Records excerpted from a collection
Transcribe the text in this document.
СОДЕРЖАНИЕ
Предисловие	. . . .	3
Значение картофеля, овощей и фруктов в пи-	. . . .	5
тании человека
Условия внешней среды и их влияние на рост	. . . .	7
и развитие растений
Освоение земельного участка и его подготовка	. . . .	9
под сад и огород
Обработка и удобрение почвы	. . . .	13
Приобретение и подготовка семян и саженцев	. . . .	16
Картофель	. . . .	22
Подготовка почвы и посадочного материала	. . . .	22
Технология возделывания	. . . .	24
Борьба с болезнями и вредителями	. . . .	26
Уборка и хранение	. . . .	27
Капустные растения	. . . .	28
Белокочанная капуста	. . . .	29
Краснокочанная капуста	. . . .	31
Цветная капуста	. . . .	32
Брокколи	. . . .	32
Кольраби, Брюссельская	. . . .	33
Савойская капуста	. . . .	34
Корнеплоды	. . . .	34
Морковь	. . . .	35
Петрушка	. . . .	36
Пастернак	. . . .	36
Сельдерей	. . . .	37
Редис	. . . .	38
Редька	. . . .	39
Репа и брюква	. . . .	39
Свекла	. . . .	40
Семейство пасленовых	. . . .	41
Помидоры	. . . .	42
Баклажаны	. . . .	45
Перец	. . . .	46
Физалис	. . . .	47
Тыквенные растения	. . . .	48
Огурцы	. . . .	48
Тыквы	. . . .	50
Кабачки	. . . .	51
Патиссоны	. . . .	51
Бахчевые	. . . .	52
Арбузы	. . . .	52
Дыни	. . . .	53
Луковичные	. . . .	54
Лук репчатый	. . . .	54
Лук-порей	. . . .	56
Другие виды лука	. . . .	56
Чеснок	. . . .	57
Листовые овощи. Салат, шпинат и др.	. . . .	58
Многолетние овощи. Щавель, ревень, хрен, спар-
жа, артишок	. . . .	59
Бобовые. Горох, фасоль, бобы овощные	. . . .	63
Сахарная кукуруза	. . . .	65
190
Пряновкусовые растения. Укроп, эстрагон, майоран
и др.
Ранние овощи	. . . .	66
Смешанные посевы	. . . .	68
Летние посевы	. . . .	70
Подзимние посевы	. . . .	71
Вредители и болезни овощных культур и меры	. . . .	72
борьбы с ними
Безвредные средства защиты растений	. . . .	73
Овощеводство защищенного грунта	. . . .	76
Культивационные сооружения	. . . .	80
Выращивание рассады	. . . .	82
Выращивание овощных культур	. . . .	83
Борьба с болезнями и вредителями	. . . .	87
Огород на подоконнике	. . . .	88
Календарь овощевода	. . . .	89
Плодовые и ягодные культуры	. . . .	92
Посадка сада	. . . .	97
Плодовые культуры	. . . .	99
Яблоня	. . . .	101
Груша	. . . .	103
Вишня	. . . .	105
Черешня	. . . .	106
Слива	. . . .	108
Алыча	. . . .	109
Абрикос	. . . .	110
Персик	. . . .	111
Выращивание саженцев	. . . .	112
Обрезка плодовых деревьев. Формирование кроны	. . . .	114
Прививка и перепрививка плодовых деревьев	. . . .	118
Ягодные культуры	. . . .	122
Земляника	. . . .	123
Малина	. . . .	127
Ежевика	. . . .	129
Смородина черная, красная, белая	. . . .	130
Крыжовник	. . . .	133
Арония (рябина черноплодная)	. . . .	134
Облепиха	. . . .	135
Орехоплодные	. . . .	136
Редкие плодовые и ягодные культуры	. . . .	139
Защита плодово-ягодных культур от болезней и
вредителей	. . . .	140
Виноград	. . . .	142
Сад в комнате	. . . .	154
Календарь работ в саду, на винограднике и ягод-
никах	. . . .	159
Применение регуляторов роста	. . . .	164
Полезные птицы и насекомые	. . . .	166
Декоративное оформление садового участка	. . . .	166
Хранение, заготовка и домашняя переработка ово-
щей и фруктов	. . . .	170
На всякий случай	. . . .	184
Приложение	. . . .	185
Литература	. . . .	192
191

Objective | Repeat the records above in full, character for character.

Response |
Transcribe the text in this document.
СОДЕРЖАНИЕ
Предисловие	. . . .	3
Значение картофеля, овощей и фруктов в пи-	. . . .	5
тании человека
Условия внешней среды и их влияние на рост	. . . .	7
и развитие растений
Освоение земельного участка и его подготовка	. . . .	9
под сад и огород
Обработка и удобрение почвы	. . . .	13
Приобретение и подготовка семян и саженцев	. . . .	16
Картофель	. . . .	22
Подготовка почвы и посадочного материала	. . . .	22
Технология возделывания	. . . .	24
Борьба с болезнями и вредителями	. . . .	26
Уборка и хранение	. . . .	27
Капустные растения	. . . .	28
Белокочанная капуста	. . . .	29
Краснокочанная капуста	. . . .	31
Цветная капуста	. . . .	32
Брокколи	. . . .	32
Кольраби, Брюссельская	. . . .	33
Савойская капуста	. . . .	34
Корнеплоды	. . . .	34
Морковь	. . . .	35
Петрушка	. . . .	36
Пастернак	. . . .	36
Сельдерей	. . . .	37
Редис	. . . .	38
Редька	. . . .	39
Репа и брюква	. . . .	39
Свекла	. . . .	40
Семейство пасленовых	. . . .	41
Помидоры	. . . .	42
Баклажаны	. . . .	45
Перец	. . . .	46
Физалис	. . . .	47
Тыквенные растения	. . . .	48
Огурцы	. . . .	48
Тыквы	. . . .	50
Кабачки	. . . .	51
Патиссоны	. . . .	51
Бахчевые	. . . .	52
Арбузы	. . . .	52
Дыни	. . . .	53
Луковичные	. . . .	54
Лук репчатый	. . . .	54
Лук-порей	. . . .	56
Другие виды лука	. . . .	56
Чеснок	. . . .	57
Листовые овощи. Салат, шпинат и др.	. . . .	58
Многолетние овощи. Щавель, ревень, хрен, спар-
жа, артишок	. . . .	59
Бобовые. Горох, фасоль, бобы овощные	. . . .	63
Сахарная кукуруза	. . . .	65
190
Пряновкусовые растения. Укроп, эстрагон, майоран
и др.
Ранние овощи	. . . .	66
Смешанные посевы	. . . .	68
Летние посевы	. . . .	70
Подзимние посевы	. . . .	71
Вредители и болезни овощных культур и меры	. . . .	72
борьбы с ними
Безвредные средства защиты растений	. . . .	73
Овощеводство защищенного грунта	. . . .	76
Культивационные сооружения	. . . .	80
Выращивание рассады	. . . .	82
Выращивание овощных культур	. . . .	83
Борьба с болезнями и вредителями	. . . .	87
Огород на подоконнике	. . . .	88
Календарь овощевода	. . . .	89
Плодовые и ягодные культуры	. . . .	92
Посадка сада	. . . .	97
Плодовые культуры	. . . .	99
Яблоня	. . . .	101
Груша	. . . .	103
Вишня	. . . .	105
Черешня	. . . .	106
Слива	. . . .	108
Алыча	. . . .	109
Абрикос	. . . .	110
Персик	. . . .	111
Выращивание саженцев	. . . .	112
Обрезка плодовых деревьев. Формирование кроны	. . . .	114
Прививка и перепрививка плодовых деревьев	. . . .	118
Ягодные культуры	. . . .	122
Земляника	. . . .	123
Малина	. . . .	127
Ежевика	. . . .	129
Смородина черная, красная, белая	. . . .	130
Крыжовник	. . . .	133
Арония (рябина черноплодная)	. . . .	134
Облепиха	. . . .	135
Орехоплодные	. . . .	136
Редкие плодовые и ягодные культуры	. . . .	139
Защита плодово-ягодных культур от болезней и
вредителей	. . . .	140
Виноград	. . . .	142
Сад в комнате	. . . .	154
Календарь работ в саду, на винограднике и ягод-
никах	. . . .	159
Применение регуляторов роста	. . . .	164
Полезные птицы и насекомые	. . . .	166
Декоративное оформление садового участка	. . . .	166
Хранение, заготовка и домашняя переработка ово-
щей и фруктов	. . . .	170
На всякий случай	. . . .	184
Приложение	. . . .	185
Литература	. . . .	192
191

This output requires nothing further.